Extracted data entries:

• • • •

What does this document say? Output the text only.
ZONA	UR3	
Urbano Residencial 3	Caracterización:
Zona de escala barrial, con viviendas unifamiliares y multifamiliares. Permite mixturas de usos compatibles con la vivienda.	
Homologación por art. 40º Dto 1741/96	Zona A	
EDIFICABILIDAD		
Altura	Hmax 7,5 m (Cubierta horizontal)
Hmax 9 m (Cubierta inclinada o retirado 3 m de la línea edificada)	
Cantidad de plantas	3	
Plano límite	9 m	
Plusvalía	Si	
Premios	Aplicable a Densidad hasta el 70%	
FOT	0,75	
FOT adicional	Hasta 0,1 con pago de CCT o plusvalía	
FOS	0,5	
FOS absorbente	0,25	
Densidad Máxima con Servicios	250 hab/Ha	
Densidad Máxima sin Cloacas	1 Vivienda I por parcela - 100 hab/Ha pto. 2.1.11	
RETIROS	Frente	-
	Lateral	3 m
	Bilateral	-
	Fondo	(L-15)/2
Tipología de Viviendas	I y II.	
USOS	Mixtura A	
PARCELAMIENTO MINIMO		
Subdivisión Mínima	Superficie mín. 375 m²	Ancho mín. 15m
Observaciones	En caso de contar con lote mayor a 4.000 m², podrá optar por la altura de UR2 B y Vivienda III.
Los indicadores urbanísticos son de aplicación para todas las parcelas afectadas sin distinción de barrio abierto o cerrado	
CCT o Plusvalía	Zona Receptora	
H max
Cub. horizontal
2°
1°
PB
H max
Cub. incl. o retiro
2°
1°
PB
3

• • • •

▸ Directions for this task
Quote the whole listing above, leaving nothing out.

▸ Written answer
What does this document say? Output the text only.
ZONA	UR3	
Urbano Residencial 3	Caracterización:
Zona de escala barrial, con viviendas unifamiliares y multifamiliares. Permite mixturas de usos compatibles con la vivienda.	
Homologación por art. 40º Dto 1741/96	Zona A	
EDIFICABILIDAD		
Altura	Hmax 7,5 m (Cubierta horizontal)
Hmax 9 m (Cubierta inclinada o retirado 3 m de la línea edificada)	
Cantidad de plantas	3	
Plano límite	9 m	
Plusvalía	Si	
Premios	Aplicable a Densidad hasta el 70%	
FOT	0,75	
FOT adicional	Hasta 0,1 con pago de CCT o plusvalía	
FOS	0,5	
FOS absorbente	0,25	
Densidad Máxima con Servicios	250 hab/Ha	
Densidad Máxima sin Cloacas	1 Vivienda I por parcela - 100 hab/Ha pto. 2.1.11	
RETIROS	Frente	-
	Lateral	3 m
	Bilateral	-
	Fondo	(L-15)/2
Tipología de Viviendas	I y II.	
USOS	Mixtura A	
PARCELAMIENTO MINIMO		
Subdivisión Mínima	Superficie mín. 375 m²	Ancho mín. 15m
Observaciones	En caso de contar con lote mayor a 4.000 m², podrá optar por la altura de UR2 B y Vivienda III.
Los indicadores urbanísticos son de aplicación para todas las parcelas afectadas sin distinción de barrio abierto o cerrado	
CCT o Plusvalía	Zona Receptora	
H max
Cub. horizontal
2°
1°
PB
H max
Cub. incl. o retiro
2°
1°
PB
3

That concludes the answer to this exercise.